Exercise prompt -
Update all of the material below by changing every "scan-speck" to "dust-mark" and keeping everything else the same. Leave the pictures out of your answer.

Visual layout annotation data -
+++
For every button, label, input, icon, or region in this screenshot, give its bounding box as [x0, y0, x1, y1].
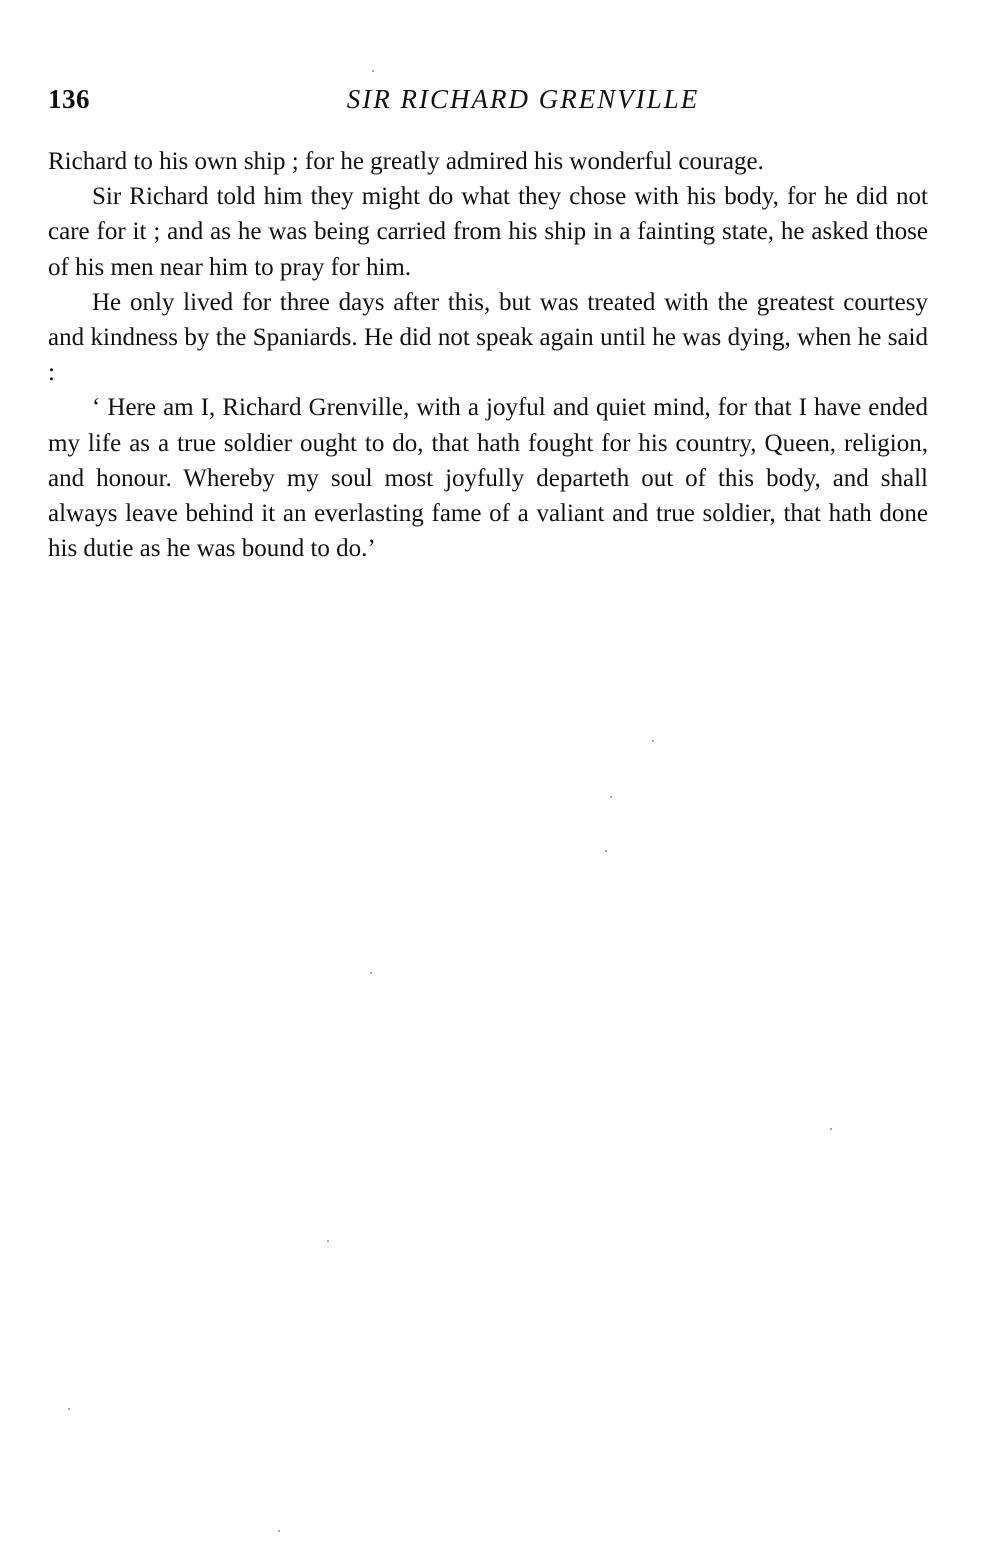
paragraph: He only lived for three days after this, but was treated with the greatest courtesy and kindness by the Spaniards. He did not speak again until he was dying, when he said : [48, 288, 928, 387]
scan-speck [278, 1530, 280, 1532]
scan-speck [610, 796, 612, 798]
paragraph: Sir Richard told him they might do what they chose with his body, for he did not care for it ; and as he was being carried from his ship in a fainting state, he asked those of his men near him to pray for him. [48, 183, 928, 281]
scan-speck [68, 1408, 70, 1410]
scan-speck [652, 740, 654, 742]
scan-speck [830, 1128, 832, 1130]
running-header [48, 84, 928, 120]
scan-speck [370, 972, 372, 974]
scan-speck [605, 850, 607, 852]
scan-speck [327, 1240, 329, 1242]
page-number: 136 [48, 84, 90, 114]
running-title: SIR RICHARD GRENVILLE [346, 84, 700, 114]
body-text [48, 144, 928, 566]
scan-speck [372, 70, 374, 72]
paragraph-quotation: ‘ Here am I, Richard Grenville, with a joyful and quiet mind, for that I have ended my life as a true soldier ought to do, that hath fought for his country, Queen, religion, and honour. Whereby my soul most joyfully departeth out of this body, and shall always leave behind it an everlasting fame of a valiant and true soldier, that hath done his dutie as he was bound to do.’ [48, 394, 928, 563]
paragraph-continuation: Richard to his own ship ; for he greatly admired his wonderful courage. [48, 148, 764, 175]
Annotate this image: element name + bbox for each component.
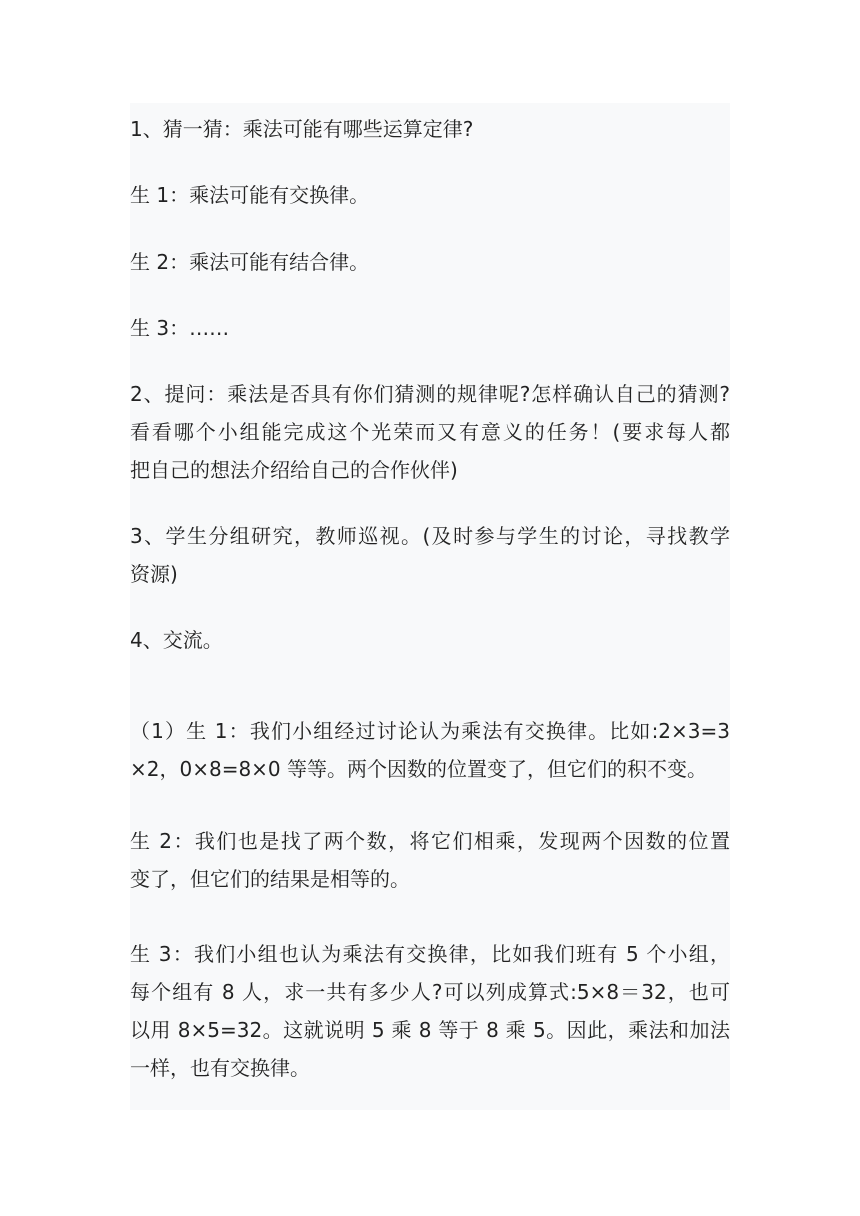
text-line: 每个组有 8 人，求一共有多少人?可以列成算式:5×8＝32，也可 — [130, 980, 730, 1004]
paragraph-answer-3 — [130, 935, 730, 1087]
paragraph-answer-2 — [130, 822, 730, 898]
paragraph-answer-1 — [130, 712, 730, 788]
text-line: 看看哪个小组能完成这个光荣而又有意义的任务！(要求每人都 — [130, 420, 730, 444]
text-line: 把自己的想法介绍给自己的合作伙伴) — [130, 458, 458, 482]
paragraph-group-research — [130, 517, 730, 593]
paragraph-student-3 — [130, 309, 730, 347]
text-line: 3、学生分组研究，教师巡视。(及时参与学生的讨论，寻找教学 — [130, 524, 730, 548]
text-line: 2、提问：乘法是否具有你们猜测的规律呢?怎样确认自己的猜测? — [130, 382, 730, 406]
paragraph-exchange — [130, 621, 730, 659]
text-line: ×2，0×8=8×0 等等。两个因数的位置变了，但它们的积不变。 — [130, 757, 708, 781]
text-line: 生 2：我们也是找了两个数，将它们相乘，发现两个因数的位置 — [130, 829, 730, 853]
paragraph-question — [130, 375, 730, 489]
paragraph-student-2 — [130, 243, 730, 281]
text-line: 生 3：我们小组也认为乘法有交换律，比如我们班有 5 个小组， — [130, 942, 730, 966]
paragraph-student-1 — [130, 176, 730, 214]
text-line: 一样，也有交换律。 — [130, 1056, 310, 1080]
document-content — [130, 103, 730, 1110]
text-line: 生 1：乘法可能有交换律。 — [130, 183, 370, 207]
+++
Problem solution -
For every button, label, input, icon, or region in this screenshot, give its bounding box as [x0, y0, x1, y1].
paragraph: He only lived for three days after this, but was treated with the greatest courtesy and kindness by the Spaniards. He did not speak again until he was dying, when he said : [48, 288, 928, 387]
dust-mark [278, 1530, 280, 1532]
dust-mark [610, 796, 612, 798]
paragraph: Sir Richard told him they might do what they chose with his body, for he did not care for it ; and as he was being carried from his ship in a fainting state, he asked those of his men near him to pray for him. [48, 183, 928, 281]
dust-mark [68, 1408, 70, 1410]
dust-mark [652, 740, 654, 742]
dust-mark [830, 1128, 832, 1130]
running-header [48, 84, 928, 120]
dust-mark [370, 972, 372, 974]
dust-mark [605, 850, 607, 852]
dust-mark [327, 1240, 329, 1242]
page-number: 136 [48, 84, 90, 114]
running-title: SIR RICHARD GRENVILLE [346, 84, 700, 114]
body-text [48, 144, 928, 566]
dust-mark [372, 70, 374, 72]
paragraph-quotation: ‘ Here am I, Richard Grenville, with a joyful and quiet mind, for that I have ended my life as a true soldier ought to do, that hath fought for his country, Queen, religion, and honour. Whereby my soul most joyfully departeth out of this body, and shall always leave behind it an everlasting fame of a valiant and true soldier, that hath done his dutie as he was bound to do.’ [48, 394, 928, 563]
paragraph-continuation: Richard to his own ship ; for he greatly admired his wonderful courage. [48, 148, 764, 175]
Annotate this image: element name + bbox for each component.
text-line: 每个组有 8 人，求一共有多少人?可以列成算式:5×8＝32，也可 — [130, 980, 730, 1004]
paragraph-answer-3 — [130, 935, 730, 1087]
paragraph-answer-2 — [130, 822, 730, 898]
paragraph-answer-1 — [130, 712, 730, 788]
text-line: 看看哪个小组能完成这个光荣而又有意义的任务！(要求每人都 — [130, 420, 730, 444]
text-line: 把自己的想法介绍给自己的合作伙伴) — [130, 458, 458, 482]
paragraph-group-research — [130, 517, 730, 593]
paragraph-student-3 — [130, 309, 730, 347]
text-line: 3、学生分组研究，教师巡视。(及时参与学生的讨论，寻找教学 — [130, 524, 730, 548]
text-line: 2、提问：乘法是否具有你们猜测的规律呢?怎样确认自己的猜测? — [130, 382, 730, 406]
paragraph-exchange — [130, 621, 730, 659]
text-line: ×2，0×8=8×0 等等。两个因数的位置变了，但它们的积不变。 — [130, 757, 708, 781]
text-line: 生 2：我们也是找了两个数，将它们相乘，发现两个因数的位置 — [130, 829, 730, 853]
paragraph-question — [130, 375, 730, 489]
paragraph-student-2 — [130, 243, 730, 281]
text-line: 生 3：我们小组也认为乘法有交换律，比如我们班有 5 个小组， — [130, 942, 730, 966]
paragraph-student-1 — [130, 176, 730, 214]
text-line: 一样，也有交换律。 — [130, 1056, 310, 1080]
document-content — [130, 103, 730, 1110]
text-line: 生 1：乘法可能有交换律。 — [130, 183, 370, 207]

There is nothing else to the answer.